• **What you need to do**
In the data that follows, count every line holding the string "active" and give the count alone.

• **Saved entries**

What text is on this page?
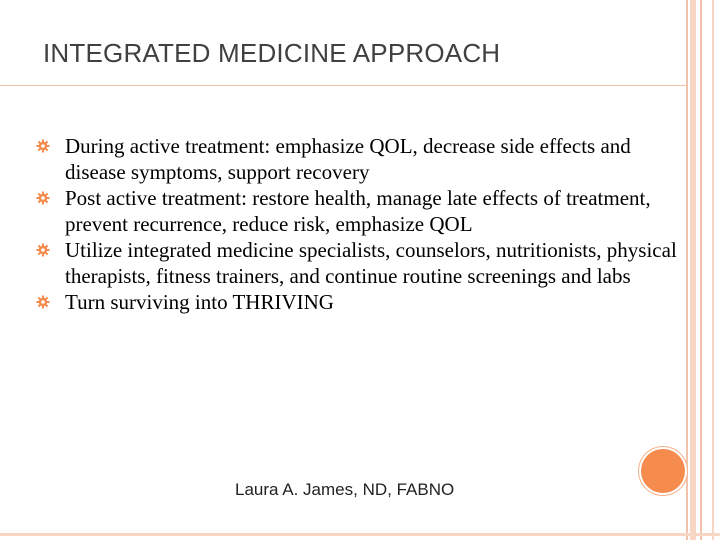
INTEGRATED MEDICINE APPROACH
During active treatment: emphasize QOL, decrease side effects and disease symptoms, support recovery
Post active treatment: restore health, manage late effects of treatment, prevent recurrence, reduce risk, emphasize QOL
Utilize integrated medicine specialists, counselors, nutritionists, physical therapists, fitness trainers, and continue routine screenings and labs
Turn surviving into THRIVING
Laura A. James, ND, FABNO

• **Task output**
2